# Short problem
Your task is to extract the lines from the one holding "OCR this image." through the end of the material. Set them down exactly and add nothing.

## START Entries shown

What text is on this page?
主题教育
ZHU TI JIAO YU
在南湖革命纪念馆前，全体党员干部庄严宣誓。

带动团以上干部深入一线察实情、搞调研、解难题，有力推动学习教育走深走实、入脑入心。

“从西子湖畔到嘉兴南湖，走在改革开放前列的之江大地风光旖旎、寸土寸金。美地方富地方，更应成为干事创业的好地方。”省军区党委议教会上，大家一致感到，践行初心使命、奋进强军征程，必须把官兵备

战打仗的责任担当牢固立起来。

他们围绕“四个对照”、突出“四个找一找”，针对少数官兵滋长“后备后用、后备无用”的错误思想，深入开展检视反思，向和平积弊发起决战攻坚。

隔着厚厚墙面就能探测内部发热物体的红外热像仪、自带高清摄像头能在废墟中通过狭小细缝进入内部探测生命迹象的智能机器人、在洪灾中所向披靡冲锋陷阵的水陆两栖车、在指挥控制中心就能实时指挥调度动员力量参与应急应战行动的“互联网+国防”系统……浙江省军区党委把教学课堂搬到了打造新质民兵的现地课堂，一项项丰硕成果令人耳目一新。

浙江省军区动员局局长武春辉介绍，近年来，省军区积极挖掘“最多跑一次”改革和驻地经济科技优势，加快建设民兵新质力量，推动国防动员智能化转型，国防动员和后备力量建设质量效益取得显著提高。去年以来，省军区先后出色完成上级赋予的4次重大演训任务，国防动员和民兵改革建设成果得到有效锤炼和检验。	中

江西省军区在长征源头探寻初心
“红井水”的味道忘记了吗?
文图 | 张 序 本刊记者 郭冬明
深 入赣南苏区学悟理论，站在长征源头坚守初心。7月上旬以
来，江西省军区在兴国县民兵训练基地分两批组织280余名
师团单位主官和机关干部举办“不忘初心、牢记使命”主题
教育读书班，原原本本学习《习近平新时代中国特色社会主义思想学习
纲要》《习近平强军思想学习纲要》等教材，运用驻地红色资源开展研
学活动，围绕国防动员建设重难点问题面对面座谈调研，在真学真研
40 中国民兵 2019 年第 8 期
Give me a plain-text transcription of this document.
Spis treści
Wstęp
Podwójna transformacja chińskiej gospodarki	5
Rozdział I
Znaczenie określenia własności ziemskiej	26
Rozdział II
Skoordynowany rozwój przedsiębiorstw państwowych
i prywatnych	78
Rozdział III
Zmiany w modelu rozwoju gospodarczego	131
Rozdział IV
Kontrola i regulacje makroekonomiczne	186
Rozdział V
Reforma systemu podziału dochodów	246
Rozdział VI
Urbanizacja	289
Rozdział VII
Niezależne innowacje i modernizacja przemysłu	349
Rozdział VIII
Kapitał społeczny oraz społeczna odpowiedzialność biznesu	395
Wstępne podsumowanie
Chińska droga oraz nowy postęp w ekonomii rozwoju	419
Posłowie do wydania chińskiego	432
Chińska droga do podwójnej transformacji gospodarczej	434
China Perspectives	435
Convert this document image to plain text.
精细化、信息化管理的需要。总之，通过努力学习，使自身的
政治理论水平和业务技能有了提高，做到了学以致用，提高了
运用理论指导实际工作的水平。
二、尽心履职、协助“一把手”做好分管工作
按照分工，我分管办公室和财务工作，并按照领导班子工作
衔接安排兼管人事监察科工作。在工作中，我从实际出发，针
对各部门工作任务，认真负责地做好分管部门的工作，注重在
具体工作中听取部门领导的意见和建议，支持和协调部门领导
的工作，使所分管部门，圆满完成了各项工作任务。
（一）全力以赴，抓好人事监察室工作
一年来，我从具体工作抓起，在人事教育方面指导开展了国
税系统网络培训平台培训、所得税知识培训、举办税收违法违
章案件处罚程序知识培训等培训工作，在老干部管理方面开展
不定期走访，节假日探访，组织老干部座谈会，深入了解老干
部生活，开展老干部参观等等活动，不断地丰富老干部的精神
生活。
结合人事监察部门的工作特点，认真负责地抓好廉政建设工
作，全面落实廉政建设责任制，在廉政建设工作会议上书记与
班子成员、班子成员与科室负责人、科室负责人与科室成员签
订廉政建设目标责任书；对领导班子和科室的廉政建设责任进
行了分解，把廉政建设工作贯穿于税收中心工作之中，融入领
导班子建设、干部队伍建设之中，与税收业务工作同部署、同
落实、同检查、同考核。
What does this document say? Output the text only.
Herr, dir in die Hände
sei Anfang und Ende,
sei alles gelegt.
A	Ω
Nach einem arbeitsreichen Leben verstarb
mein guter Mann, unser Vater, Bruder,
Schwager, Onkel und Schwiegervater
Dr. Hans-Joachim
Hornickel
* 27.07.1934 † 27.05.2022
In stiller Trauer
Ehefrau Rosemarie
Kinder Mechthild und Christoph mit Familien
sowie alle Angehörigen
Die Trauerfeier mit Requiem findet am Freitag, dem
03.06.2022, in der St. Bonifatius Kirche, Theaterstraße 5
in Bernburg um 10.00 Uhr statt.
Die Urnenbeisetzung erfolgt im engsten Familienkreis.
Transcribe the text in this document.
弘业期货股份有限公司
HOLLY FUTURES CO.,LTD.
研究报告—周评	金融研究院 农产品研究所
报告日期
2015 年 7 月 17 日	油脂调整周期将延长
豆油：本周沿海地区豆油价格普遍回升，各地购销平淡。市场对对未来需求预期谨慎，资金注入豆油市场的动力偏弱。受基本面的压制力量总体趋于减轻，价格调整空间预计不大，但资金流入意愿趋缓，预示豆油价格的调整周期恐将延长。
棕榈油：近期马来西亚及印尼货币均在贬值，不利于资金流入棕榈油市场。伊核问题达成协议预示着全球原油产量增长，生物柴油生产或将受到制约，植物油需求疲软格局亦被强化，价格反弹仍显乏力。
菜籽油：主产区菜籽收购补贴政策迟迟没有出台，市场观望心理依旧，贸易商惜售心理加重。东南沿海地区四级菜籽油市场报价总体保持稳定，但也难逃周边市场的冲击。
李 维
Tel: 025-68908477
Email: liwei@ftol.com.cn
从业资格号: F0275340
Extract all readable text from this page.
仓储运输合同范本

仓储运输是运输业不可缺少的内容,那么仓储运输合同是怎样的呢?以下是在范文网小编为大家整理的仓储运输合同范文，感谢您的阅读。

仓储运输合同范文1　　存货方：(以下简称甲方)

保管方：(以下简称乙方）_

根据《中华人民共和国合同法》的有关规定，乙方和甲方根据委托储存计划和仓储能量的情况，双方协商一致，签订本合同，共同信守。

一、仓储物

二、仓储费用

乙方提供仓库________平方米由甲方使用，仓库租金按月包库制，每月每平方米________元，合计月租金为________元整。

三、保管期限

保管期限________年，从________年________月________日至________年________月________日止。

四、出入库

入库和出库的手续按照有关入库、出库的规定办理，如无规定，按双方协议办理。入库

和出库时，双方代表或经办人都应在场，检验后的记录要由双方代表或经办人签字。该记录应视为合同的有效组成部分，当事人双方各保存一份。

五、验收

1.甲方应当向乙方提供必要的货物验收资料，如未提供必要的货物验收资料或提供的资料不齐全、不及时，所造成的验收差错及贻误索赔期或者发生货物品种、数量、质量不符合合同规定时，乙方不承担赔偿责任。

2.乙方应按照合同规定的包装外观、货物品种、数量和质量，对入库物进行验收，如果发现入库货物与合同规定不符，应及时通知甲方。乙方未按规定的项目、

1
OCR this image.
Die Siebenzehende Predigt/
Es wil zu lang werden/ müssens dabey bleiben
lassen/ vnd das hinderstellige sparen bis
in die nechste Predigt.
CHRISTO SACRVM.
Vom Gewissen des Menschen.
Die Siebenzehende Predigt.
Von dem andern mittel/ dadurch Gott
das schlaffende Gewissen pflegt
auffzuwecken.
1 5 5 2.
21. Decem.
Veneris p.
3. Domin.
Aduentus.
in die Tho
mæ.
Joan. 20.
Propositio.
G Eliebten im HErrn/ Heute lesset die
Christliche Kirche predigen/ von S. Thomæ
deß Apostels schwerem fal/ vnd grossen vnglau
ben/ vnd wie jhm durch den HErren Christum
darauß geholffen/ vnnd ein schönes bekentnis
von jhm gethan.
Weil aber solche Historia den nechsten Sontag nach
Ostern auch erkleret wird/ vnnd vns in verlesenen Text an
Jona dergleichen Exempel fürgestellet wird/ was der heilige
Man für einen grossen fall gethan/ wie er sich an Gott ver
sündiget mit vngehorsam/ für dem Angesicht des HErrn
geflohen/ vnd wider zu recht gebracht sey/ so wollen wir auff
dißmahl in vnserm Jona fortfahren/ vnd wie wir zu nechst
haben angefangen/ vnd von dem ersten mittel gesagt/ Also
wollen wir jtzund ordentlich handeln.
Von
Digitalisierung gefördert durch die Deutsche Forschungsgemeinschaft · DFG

## END Entries shown

# Task output
OCR this image.
Die Siebenzehende Predigt/
Es wil zu lang werden/ müssens dabey bleiben
lassen/ vnd das hinderstellige sparen bis
in die nechste Predigt.
CHRISTO SACRVM.
Vom Gewissen des Menschen.
Die Siebenzehende Predigt.
Von dem andern mittel/ dadurch Gott
das schlaffende Gewissen pflegt
auffzuwecken.
1 5 5 2.
21. Decem.
Veneris p.
3. Domin.
Aduentus.
in die Tho
mæ.
Joan. 20.
Propositio.
G Eliebten im HErrn/ Heute lesset die
Christliche Kirche predigen/ von S. Thomæ
deß Apostels schwerem fal/ vnd grossen vnglau
ben/ vnd wie jhm durch den HErren Christum
darauß geholffen/ vnnd ein schönes bekentnis
von jhm gethan.
Weil aber solche Historia den nechsten Sontag nach
Ostern auch erkleret wird/ vnnd vns in verlesenen Text an
Jona dergleichen Exempel fürgestellet wird/ was der heilige
Man für einen grossen fall gethan/ wie er sich an Gott ver
sündiget mit vngehorsam/ für dem Angesicht des HErrn
geflohen/ vnd wider zu recht gebracht sey/ so wollen wir auff
dißmahl in vnserm Jona fortfahren/ vnd wie wir zu nechst
haben angefangen/ vnd von dem ersten mittel gesagt/ Also
wollen wir jtzund ordentlich handeln.
Von
Digitalisierung gefördert durch die Deutsche Forschungsgemeinschaft · DFG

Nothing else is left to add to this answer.